## What you will do
Copy the items from the line with "- button[interactable]: 薪资: [38, 616, 413, 674]" up to and including the line with "- staticText: 薪资: [87, 628, 114, 645]", keeping every character as it appears.

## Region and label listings
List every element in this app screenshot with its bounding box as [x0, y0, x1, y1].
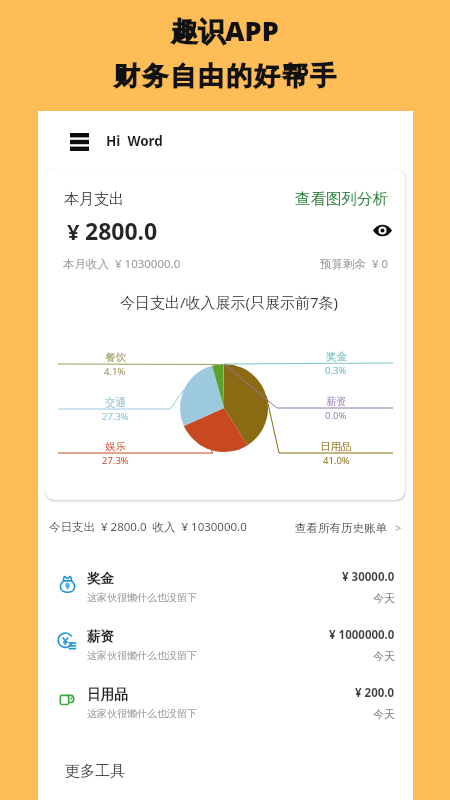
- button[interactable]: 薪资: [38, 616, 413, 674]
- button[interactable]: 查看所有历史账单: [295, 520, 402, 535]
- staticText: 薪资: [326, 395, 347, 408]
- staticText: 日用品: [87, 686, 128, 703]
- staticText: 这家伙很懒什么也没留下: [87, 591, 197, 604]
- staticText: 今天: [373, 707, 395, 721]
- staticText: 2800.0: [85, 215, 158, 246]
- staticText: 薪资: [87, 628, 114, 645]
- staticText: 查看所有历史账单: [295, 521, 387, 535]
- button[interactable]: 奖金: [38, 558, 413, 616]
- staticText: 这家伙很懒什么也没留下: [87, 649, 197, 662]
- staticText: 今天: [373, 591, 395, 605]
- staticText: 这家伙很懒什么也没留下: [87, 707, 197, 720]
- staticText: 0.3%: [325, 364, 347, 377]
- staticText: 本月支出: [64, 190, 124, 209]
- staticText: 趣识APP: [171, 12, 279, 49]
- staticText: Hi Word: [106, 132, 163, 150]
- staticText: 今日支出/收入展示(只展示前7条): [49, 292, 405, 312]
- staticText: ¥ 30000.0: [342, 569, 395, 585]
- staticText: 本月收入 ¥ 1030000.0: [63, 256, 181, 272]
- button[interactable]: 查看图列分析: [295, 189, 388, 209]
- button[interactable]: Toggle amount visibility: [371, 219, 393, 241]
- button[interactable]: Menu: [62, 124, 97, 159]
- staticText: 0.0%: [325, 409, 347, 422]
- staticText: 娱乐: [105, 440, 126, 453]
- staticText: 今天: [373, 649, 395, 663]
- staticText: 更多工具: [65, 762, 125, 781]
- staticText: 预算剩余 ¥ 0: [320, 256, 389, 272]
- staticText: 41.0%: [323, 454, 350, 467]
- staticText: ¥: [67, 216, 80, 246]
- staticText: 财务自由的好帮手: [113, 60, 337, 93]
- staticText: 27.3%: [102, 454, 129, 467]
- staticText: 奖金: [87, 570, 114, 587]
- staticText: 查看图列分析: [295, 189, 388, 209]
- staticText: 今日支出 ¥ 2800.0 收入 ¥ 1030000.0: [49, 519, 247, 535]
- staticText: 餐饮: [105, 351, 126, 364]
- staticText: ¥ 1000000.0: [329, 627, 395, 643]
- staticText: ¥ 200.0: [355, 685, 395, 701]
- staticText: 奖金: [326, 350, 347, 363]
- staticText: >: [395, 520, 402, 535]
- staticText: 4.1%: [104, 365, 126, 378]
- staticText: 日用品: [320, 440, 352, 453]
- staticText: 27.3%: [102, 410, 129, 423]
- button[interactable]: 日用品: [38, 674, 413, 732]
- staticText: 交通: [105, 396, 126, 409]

## Problem solution
- button[interactable]: 薪资: [38, 616, 413, 674]
- button[interactable]: 查看所有历史账单: [295, 520, 402, 535]
- staticText: 薪资: [326, 395, 347, 408]
- staticText: 日用品: [87, 686, 128, 703]
- staticText: 这家伙很懒什么也没留下: [87, 591, 197, 604]
- staticText: 今天: [373, 707, 395, 721]
- staticText: 2800.0: [85, 215, 158, 246]
- staticText: 薪资: [87, 628, 114, 645]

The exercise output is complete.